** Document segment **
Experimental results

To verify the effectiveness of the test patterns generated by this software a number of experiments have been carried out, the results of which are shown here. Broadly, these experiments are divided into two groups which demonstrate that:

  • The heuristic synthesis test pattern performs better than a naive test pattern which assumes filter linearity.

  • The generated test patterns produce more extreme signal levels than real pictures or noise signals in practice.

The software used to run these experiments can be found on GitHub. The source of this documentation page includes comments showing the exact command used to produce each of the plots shown.

Heuristic vs naive synthesis test patterns

The heuristic developed in Test pattern generation is designed to produce more extreme signal values after quantisation than test patterns which ignore non-linearities in VC-2. To verify this, the following experiment compares the result of passing both types of synthesis test pattern through a VC-2 encoder and decoder.

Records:
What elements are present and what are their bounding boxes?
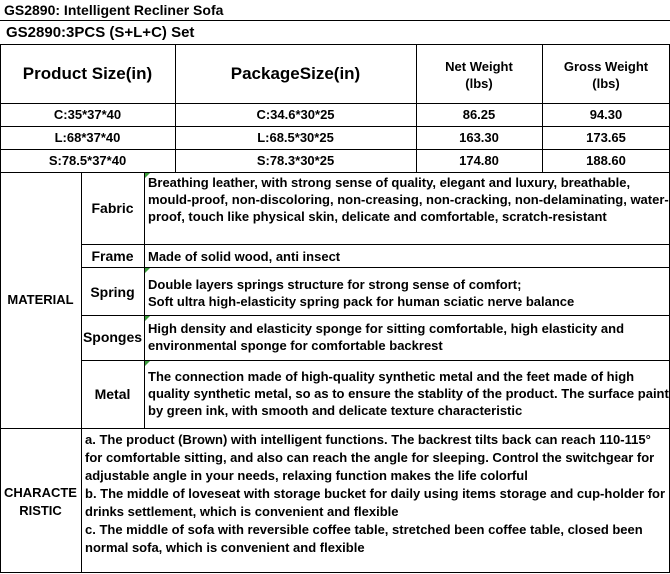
header-package-size: PackageSize(in) [230,64,361,83]
characteristic-desc: a. The product (Brown) with intelligent functions. The backrest tilts back can reach 110-115° for comfortable sitting, and also can reach the angle for sleeping. Control the switchgear for adjustable angle in your needs, relaxing function makes the life colorful b. The middle of loveseat with storage bucket for daily using items storage and cup-holder for drinks settlement, which is convenient and flexible c. The middle of sofa with reversible coffee table, stretched been coffee table, closed been normal sofa, which is convenient and flexible [85,432,666,555]
material-frame-desc: Made of solid wood, anti insect [148,249,341,264]
cell-package-l: L:68.5*30*25 [257,130,334,145]
cell-gross-c: 94.30 [589,107,623,122]
cell-gross-s: 188.60 [586,153,626,168]
header-product-size: Product Size(in) [22,64,153,83]
rule [0,126,670,127]
cell-net-l: 163.30 [459,130,499,145]
document-subtitle: GS2890:3PCS (S+L+C) Set [6,24,195,41]
cell-package-s: S:78.3*30*25 [256,153,335,168]
rule [81,267,670,268]
cell-product-l: L:68*37*40 [54,130,121,145]
rule [0,149,670,150]
rule [0,20,670,21]
material-sponges-desc: High density and elasticity sponge for sitting comfortable, high elasticity and environmental sponge for comfortable backrest [148,321,625,353]
cell-net-s: 174.80 [459,153,499,168]
rule [81,244,670,245]
material-sponges-label: Sponges [82,329,143,345]
material-fabric-desc: Breathing leather, with strong sense of quality, elegant and luxury, breathable, mould-proof, non-discoloring, non-creasing, non-cracking, non-delaminating, water-proof, touch like physical skin, delicate and comfortable, scratch-resistant [148,175,669,224]
document-title: GS2890: Intelligent Recliner Sofa [4,2,224,18]
comment-marker [145,361,150,366]
material-metal-label: Metal [94,386,131,402]
cell-product-s: S:78.5*37*40 [48,153,127,168]
rule [0,172,670,173]
header-net-weight: Net Weight (lbs) [445,59,513,91]
material-spring-label: Spring [90,284,135,300]
cell-net-c: 86.25 [462,107,496,122]
rule [0,428,670,429]
rule [0,44,670,45]
cell-gross-l: 173.65 [586,130,626,145]
rule [81,360,670,361]
cell-product-c: C:35*37*40 [53,107,122,122]
rule [0,572,670,573]
material-metal-desc: The connection made of high-quality synthetic metal and the feet made of high quality synthetic metal, so as to ensure the stablity of the product. The surface paint by green ink, with smooth and delicate texture characteristic [148,369,669,418]
material-spring-desc: Double layers springs structure for strong sense of comfort; Soft ultra high-elasticity spring pack for human sciatic nerve balance [148,277,575,309]
material-label: MATERIAL [7,292,74,307]
rule [0,103,670,104]
material-frame-label: Frame [91,248,134,264]
header-gross-weight: Gross Weight (lbs) [563,59,649,91]
material-fabric-label: Fabric [91,200,134,216]
characteristic-label: CHARACTE RISTIC [4,485,77,518]
cell-package-c: C:34.6*30*25 [256,107,335,122]
comment-marker [145,268,150,273]
rule [81,315,670,316]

** Task list **
(a) Transcribe part of the experimental results passage, beginning at the words "Experimental results" and stopping after the words "assumes filter linearity.".
(b) Give the rows as a JSON list of strings, one string per line with blank lines omitted, starting at the line that contains "header-package-size: PackageSize(in) [230,64,361,83]" and stopping after the line that contains "rule [0,44,670,45]".

** Answers in order **
(a)
Experimental results

To verify the effectiveness of the test patterns generated by this software a number of experiments have been carried out, the results of which are shown here. Broadly, these experiments are divided into two groups which demonstrate that:

  • The heuristic synthesis test pattern performs better than a naive test pattern which assumes filter linearity.

(b)
[
  "header-package-size: PackageSize(in) [230,64,361,83]",
  "characteristic-desc: a. The product (Brown) with intelligent functions. The backrest tilts back can reach 110-115° for comfortable sitting, and also can reach the angle for sleeping. Control the switchgear for adjustable angle in your needs, relaxing function makes the life colorful b. The middle of loveseat with storage bucket for daily using items storage and cup-holder for drinks settlement, which is convenient and flexible c. The middle of sofa with reversible coffee table, stretched been coffee table, closed been normal sofa, which is convenient and flexible [85,432,666,555]",
  "material-frame-desc: Made of solid wood, anti insect [148,249,341,264]",
  "cell-package-l: L:68.5*30*25 [257,130,334,145]",
  "cell-gross-c: 94.30 [589,107,623,122]",
  "cell-gross-s: 188.60 [586,153,626,168]",
  "header-product-size: Product Size(in) [22,64,153,83]",
  "rule [0,126,670,127]",
  "cell-net-l: 163.30 [459,130,499,145]",
  "document-subtitle: GS2890:3PCS (S+L+C) Set [6,24,195,41]",
  "cell-package-s: S:78.3*30*25 [256,153,335,168]",
  "rule [81,267,670,268]",
  "cell-product-l: L:68*37*40 [54,130,121,145]",
  "rule [0,149,670,150]",
  "rule [0,20,670,21]",
  "material-sponges-desc: High density and elasticity sponge for sitting comfortable, high elasticity and environmental sponge for comfortable backrest [148,321,625,353]",
  "cell-net-s: 174.80 [459,153,499,168]",
  "rule [81,244,670,245]",
  "material-sponges-label: Sponges [82,329,143,345]",
  "material-fabric-desc: Breathing leather, with strong sense of quality, elegant and luxury, breathable, mould-proof, non-discoloring, non-creasing, non-cracking, non-delaminating, water-proof, touch like physical skin, delicate and comfortable, scratch-resistant [148,175,669,224]",
  "document-title: GS2890: Intelligent Recliner Sofa [4,2,224,18]",
  "comment-marker [145,361,150,366]",
  "material-metal-label: Metal [94,386,131,402]",
  "cell-product-s: S:78.5*37*40 [48,153,127,168]",
  "rule [0,172,670,173]",
  "header-net-weight: Net Weight (lbs) [445,59,513,91]",
  "material-spring-label: Spring [90,284,135,300]",
  "cell-net-c: 86.25 [462,107,496,122]",
  "rule [0,428,670,429]",
  "rule [0,44,670,45]"
]